- Task to complete:
From the listing below, extract each line containing the string "PRIVATE".

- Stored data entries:
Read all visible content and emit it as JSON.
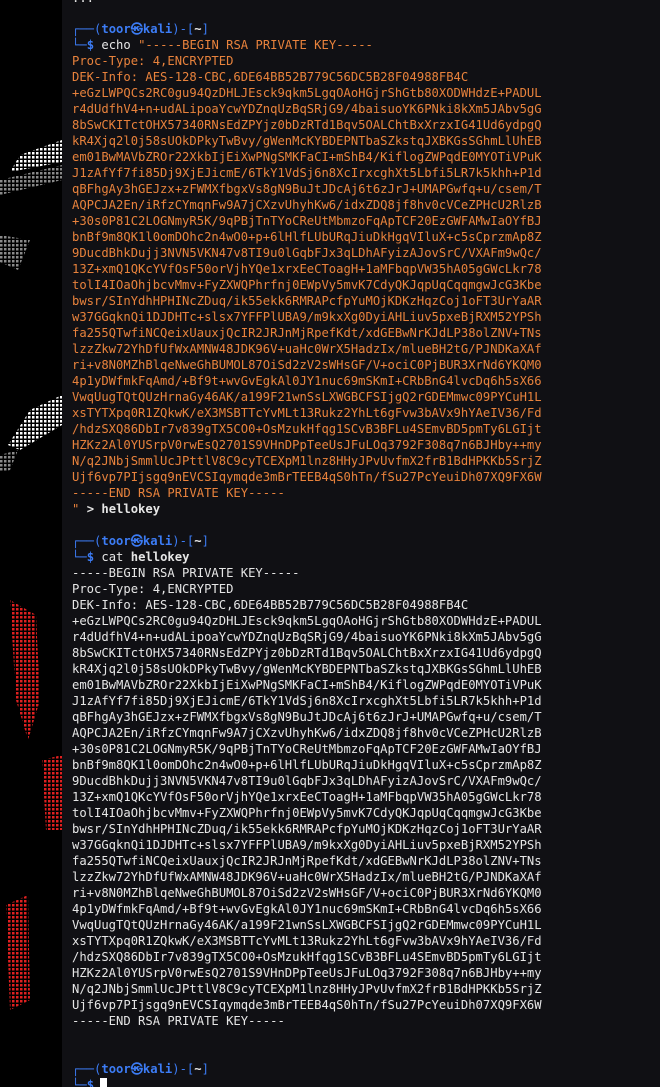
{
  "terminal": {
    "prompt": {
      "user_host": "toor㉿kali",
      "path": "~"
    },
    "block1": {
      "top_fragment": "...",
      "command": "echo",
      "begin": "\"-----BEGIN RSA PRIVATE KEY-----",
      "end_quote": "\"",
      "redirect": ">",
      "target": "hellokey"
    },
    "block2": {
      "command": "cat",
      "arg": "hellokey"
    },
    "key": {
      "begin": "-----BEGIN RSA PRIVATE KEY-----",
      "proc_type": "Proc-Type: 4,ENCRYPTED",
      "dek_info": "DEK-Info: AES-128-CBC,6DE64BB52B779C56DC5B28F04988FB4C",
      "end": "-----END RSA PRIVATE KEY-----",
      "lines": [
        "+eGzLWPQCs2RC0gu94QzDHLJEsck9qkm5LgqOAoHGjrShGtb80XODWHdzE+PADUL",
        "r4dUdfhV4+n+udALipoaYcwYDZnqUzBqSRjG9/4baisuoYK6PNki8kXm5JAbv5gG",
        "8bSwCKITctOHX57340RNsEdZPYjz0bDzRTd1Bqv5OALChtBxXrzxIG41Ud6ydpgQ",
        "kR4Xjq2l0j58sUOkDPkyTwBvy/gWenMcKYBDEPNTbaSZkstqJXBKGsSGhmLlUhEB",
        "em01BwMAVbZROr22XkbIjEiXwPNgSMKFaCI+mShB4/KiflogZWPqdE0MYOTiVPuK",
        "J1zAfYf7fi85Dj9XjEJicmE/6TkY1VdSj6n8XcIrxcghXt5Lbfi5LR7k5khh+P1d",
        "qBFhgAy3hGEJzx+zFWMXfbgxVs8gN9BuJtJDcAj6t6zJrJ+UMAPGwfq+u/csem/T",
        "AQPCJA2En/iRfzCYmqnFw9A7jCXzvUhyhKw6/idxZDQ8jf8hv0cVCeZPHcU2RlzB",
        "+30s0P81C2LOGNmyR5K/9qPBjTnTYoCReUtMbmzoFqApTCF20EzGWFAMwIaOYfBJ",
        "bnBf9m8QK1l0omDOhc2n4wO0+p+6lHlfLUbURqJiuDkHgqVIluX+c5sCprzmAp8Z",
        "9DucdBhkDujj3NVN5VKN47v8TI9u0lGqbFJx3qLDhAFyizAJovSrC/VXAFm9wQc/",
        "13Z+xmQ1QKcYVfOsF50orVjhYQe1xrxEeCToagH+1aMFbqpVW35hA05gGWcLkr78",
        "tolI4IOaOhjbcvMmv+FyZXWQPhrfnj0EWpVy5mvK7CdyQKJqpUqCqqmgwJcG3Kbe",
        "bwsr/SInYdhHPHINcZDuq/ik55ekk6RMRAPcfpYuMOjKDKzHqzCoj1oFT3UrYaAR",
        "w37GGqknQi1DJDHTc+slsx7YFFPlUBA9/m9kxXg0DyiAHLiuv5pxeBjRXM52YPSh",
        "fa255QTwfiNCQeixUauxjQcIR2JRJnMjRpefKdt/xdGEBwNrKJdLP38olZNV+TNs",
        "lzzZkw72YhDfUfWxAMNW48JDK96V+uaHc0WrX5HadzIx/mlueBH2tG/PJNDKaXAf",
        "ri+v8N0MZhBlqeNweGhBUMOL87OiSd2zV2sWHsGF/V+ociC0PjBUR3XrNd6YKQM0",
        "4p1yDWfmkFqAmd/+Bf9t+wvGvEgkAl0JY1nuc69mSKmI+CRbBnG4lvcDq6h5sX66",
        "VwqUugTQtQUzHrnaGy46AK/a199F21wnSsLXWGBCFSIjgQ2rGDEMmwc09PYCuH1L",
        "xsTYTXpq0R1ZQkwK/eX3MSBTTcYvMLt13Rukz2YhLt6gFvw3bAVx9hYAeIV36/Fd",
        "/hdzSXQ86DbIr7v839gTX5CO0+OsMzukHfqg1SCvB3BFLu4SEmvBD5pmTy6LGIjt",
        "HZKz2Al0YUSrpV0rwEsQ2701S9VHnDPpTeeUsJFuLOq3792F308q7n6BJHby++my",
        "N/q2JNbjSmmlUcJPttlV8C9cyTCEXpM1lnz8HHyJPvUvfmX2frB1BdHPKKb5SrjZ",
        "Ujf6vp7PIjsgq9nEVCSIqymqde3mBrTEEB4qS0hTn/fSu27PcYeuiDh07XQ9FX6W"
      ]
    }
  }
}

- Written answer:
      "begin": "\"-----BEGIN RSA PRIVATE KEY-----",
      "begin": "-----BEGIN RSA PRIVATE KEY-----",
      "end": "-----END RSA PRIVATE KEY-----",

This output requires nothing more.